→ **Available data**
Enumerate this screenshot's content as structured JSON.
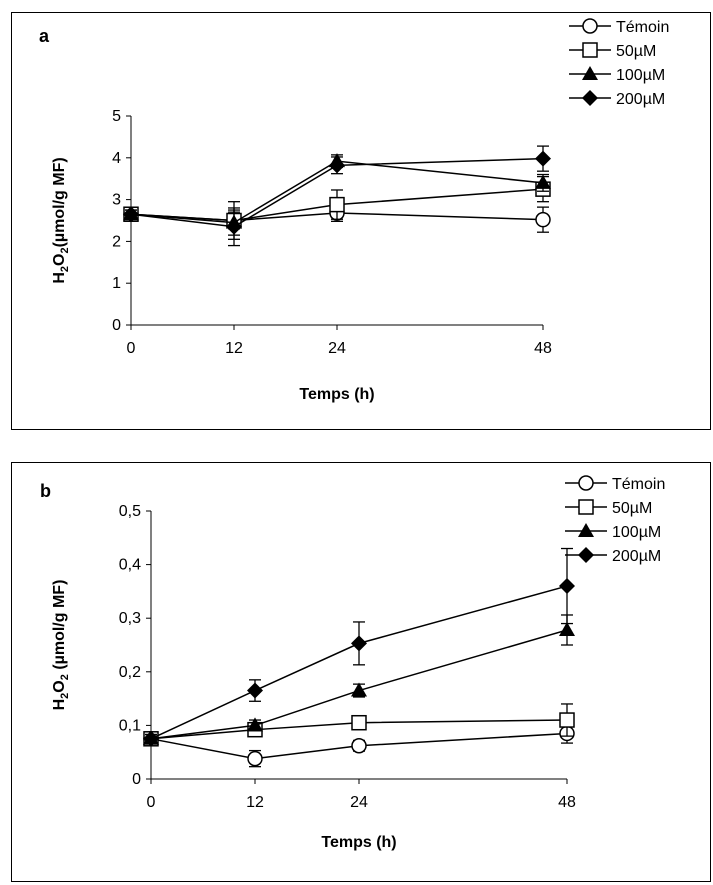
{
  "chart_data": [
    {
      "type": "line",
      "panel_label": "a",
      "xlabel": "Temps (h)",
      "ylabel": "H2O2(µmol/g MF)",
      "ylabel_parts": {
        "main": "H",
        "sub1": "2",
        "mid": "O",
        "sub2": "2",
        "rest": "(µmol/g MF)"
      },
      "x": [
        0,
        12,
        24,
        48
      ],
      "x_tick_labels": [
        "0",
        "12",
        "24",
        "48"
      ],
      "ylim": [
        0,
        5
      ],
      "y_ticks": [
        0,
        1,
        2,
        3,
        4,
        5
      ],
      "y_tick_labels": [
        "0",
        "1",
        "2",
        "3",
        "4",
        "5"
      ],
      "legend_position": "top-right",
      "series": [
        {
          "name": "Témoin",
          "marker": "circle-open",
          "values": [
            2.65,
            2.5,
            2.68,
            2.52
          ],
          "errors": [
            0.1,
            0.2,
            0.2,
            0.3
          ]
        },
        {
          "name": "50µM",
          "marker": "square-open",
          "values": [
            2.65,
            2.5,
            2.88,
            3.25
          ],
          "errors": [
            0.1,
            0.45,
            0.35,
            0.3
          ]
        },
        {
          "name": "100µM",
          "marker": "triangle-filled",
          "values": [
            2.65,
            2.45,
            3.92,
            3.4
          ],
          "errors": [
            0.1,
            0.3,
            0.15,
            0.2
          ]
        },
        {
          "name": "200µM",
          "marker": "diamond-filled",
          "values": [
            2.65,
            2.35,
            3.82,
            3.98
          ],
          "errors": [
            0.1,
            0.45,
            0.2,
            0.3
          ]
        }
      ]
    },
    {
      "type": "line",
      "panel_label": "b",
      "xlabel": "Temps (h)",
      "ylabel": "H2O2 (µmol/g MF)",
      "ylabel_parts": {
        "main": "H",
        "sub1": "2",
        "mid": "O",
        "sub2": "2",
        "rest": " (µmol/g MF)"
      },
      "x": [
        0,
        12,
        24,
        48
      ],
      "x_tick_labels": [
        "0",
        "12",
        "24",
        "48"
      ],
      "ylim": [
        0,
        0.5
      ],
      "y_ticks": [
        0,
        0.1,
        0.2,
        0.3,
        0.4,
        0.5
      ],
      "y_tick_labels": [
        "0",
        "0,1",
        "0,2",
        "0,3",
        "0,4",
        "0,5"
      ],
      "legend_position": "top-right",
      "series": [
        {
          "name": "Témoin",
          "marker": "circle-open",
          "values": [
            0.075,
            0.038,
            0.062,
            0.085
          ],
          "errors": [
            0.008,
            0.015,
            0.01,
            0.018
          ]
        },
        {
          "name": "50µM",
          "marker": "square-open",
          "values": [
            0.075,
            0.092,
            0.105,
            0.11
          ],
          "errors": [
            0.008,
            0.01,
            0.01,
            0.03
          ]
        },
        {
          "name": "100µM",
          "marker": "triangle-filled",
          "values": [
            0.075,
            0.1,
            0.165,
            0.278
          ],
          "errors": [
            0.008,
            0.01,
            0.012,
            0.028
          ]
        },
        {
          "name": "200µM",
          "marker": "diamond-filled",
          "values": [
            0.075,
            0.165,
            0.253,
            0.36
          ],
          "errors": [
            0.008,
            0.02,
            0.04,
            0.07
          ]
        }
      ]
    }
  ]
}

→ **Task directions**
Give an exact copy of the material, leaving out every picture.

→ **Finished exercise**
Enumerate this screenshot's content as structured JSON.
{
  "chart_data": [
    {
      "type": "line",
      "panel_label": "a",
      "xlabel": "Temps (h)",
      "ylabel": "H2O2(µmol/g MF)",
      "ylabel_parts": {
        "main": "H",
        "sub1": "2",
        "mid": "O",
        "sub2": "2",
        "rest": "(µmol/g MF)"
      },
      "x": [
        0,
        12,
        24,
        48
      ],
      "x_tick_labels": [
        "0",
        "12",
        "24",
        "48"
      ],
      "ylim": [
        0,
        5
      ],
      "y_ticks": [
        0,
        1,
        2,
        3,
        4,
        5
      ],
      "y_tick_labels": [
        "0",
        "1",
        "2",
        "3",
        "4",
        "5"
      ],
      "legend_position": "top-right",
      "series": [
        {
          "name": "Témoin",
          "marker": "circle-open",
          "values": [
            2.65,
            2.5,
            2.68,
            2.52
          ],
          "errors": [
            0.1,
            0.2,
            0.2,
            0.3
          ]
        },
        {
          "name": "50µM",
          "marker": "square-open",
          "values": [
            2.65,
            2.5,
            2.88,
            3.25
          ],
          "errors": [
            0.1,
            0.45,
            0.35,
            0.3
          ]
        },
        {
          "name": "100µM",
          "marker": "triangle-filled",
          "values": [
            2.65,
            2.45,
            3.92,
            3.4
          ],
          "errors": [
            0.1,
            0.3,
            0.15,
            0.2
          ]
        },
        {
          "name": "200µM",
          "marker": "diamond-filled",
          "values": [
            2.65,
            2.35,
            3.82,
            3.98
          ],
          "errors": [
            0.1,
            0.45,
            0.2,
            0.3
          ]
        }
      ]
    },
    {
      "type": "line",
      "panel_label": "b",
      "xlabel": "Temps (h)",
      "ylabel": "H2O2 (µmol/g MF)",
      "ylabel_parts": {
        "main": "H",
        "sub1": "2",
        "mid": "O",
        "sub2": "2",
        "rest": " (µmol/g MF)"
      },
      "x": [
        0,
        12,
        24,
        48
      ],
      "x_tick_labels": [
        "0",
        "12",
        "24",
        "48"
      ],
      "ylim": [
        0,
        0.5
      ],
      "y_ticks": [
        0,
        0.1,
        0.2,
        0.3,
        0.4,
        0.5
      ],
      "y_tick_labels": [
        "0",
        "0,1",
        "0,2",
        "0,3",
        "0,4",
        "0,5"
      ],
      "legend_position": "top-right",
      "series": [
        {
          "name": "Témoin",
          "marker": "circle-open",
          "values": [
            0.075,
            0.038,
            0.062,
            0.085
          ],
          "errors": [
            0.008,
            0.015,
            0.01,
            0.018
          ]
        },
        {
          "name": "50µM",
          "marker": "square-open",
          "values": [
            0.075,
            0.092,
            0.105,
            0.11
          ],
          "errors": [
            0.008,
            0.01,
            0.01,
            0.03
          ]
        },
        {
          "name": "100µM",
          "marker": "triangle-filled",
          "values": [
            0.075,
            0.1,
            0.165,
            0.278
          ],
          "errors": [
            0.008,
            0.01,
            0.012,
            0.028
          ]
        },
        {
          "name": "200µM",
          "marker": "diamond-filled",
          "values": [
            0.075,
            0.165,
            0.253,
            0.36
          ],
          "errors": [
            0.008,
            0.02,
            0.04,
            0.07
          ]
        }
      ]
    }
  ]
}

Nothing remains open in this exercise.